Records for the exercise:
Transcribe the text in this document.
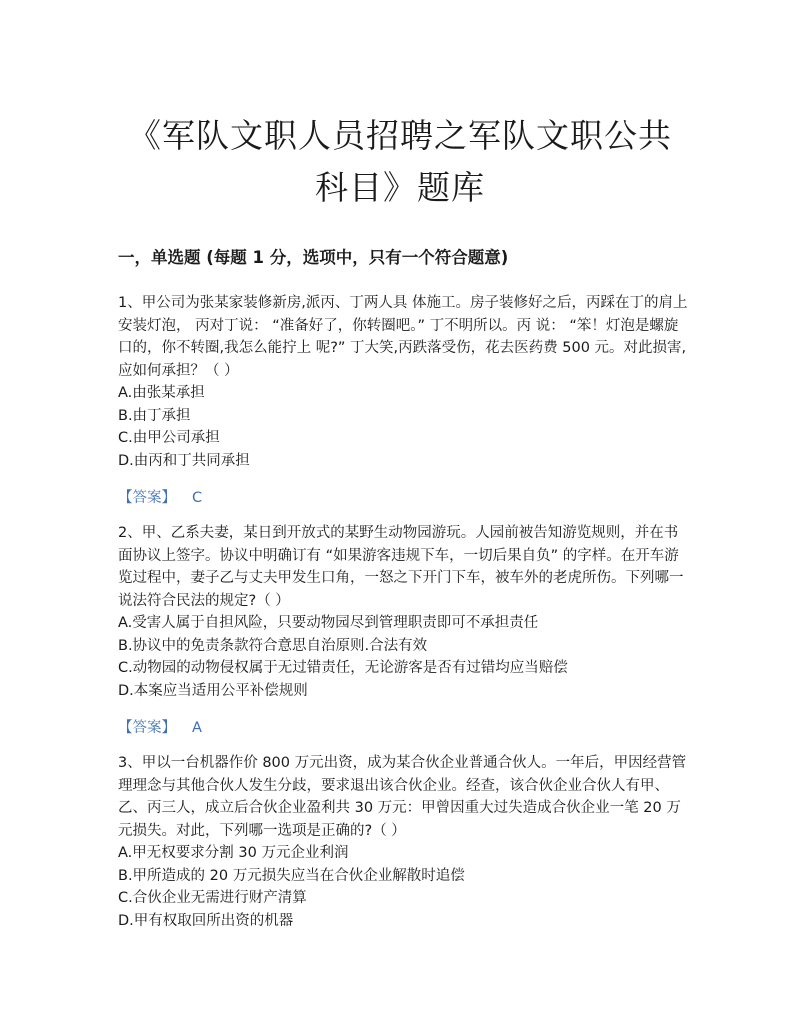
《军队文职人员招聘之军队文职公共
科目》题库
一，单选题 (每题 1 分，选项中，只有一个符合题意)

1、甲公司为张某家装修新房,派丙、丁两人具 体施工。房子装修好之后，丙踩在丁的肩上安装灯泡， 丙对丁说： “准备好了，你转圈吧。” 丁不明所以。丙 说： “笨！灯泡是螺旋口的，你不转圈,我怎么能拧上 呢?” 丁大笑,丙跌落受伤，花去医药费 500 元。对此损害,应如何承担？（ ）

A.由张某承担

B.由丁承担

C.由甲公司承担

D.由丙和丁共同承担

【答案】 C

2、甲、乙系夫妻，某日到开放式的某野生动物园游玩。人园前被告知游览规则，并在书面协议上签字。协议中明确订有 “如果游客违规下车，一切后果自负” 的字样。在开车游览过程中，妻子乙与丈夫甲发生口角，一怒之下开门下车，被车外的老虎所伤。下列哪一说法符合民法的规定?（ ）

A.受害人属于自担风险，只要动物园尽到管理职责即可不承担责任

B.协议中的免责条款符合意思自治原则.合法有效

C.动物园的动物侵权属于无过错责任，无论游客是否有过错均应当赔偿

D.本案应当适用公平补偿规则

【答案】 A

3、甲以一台机器作价 800 万元出资，成为某合伙企业普通合伙人。一年后，甲因经营管理理念与其他合伙人发生分歧，要求退出该合伙企业。经查，该合伙企业合伙人有甲、乙、丙三人，成立后合伙企业盈利共 30 万元：甲曾因重大过失造成合伙企业一笔 20 万元损失。对此，下列哪一选项是正确的?（ ）

A.甲无权要求分割 30 万元企业利润

B.甲所造成的 20 万元损失应当在合伙企业解散时追偿

C.合伙企业无需进行财产清算

D.甲有权取回所出资的机器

Task to complete: Set down all the data again exactly as above, pictures excluded.

Result:
Transcribe the text in this document.
《军队文职人员招聘之军队文职公共
科目》题库
一，单选题 (每题 1 分，选项中，只有一个符合题意)

1、甲公司为张某家装修新房,派丙、丁两人具 体施工。房子装修好之后，丙踩在丁的肩上安装灯泡， 丙对丁说： “准备好了，你转圈吧。” 丁不明所以。丙 说： “笨！灯泡是螺旋口的，你不转圈,我怎么能拧上 呢?” 丁大笑,丙跌落受伤，花去医药费 500 元。对此损害,应如何承担？（ ）

A.由张某承担

B.由丁承担

C.由甲公司承担

D.由丙和丁共同承担

【答案】 C

2、甲、乙系夫妻，某日到开放式的某野生动物园游玩。人园前被告知游览规则，并在书面协议上签字。协议中明确订有 “如果游客违规下车，一切后果自负” 的字样。在开车游览过程中，妻子乙与丈夫甲发生口角，一怒之下开门下车，被车外的老虎所伤。下列哪一说法符合民法的规定?（ ）

A.受害人属于自担风险，只要动物园尽到管理职责即可不承担责任

B.协议中的免责条款符合意思自治原则.合法有效

C.动物园的动物侵权属于无过错责任，无论游客是否有过错均应当赔偿

D.本案应当适用公平补偿规则

【答案】 A

3、甲以一台机器作价 800 万元出资，成为某合伙企业普通合伙人。一年后，甲因经营管理理念与其他合伙人发生分歧，要求退出该合伙企业。经查，该合伙企业合伙人有甲、乙、丙三人，成立后合伙企业盈利共 30 万元：甲曾因重大过失造成合伙企业一笔 20 万元损失。对此，下列哪一选项是正确的?（ ）

A.甲无权要求分割 30 万元企业利润

B.甲所造成的 20 万元损失应当在合伙企业解散时追偿

C.合伙企业无需进行财产清算

D.甲有权取回所出资的机器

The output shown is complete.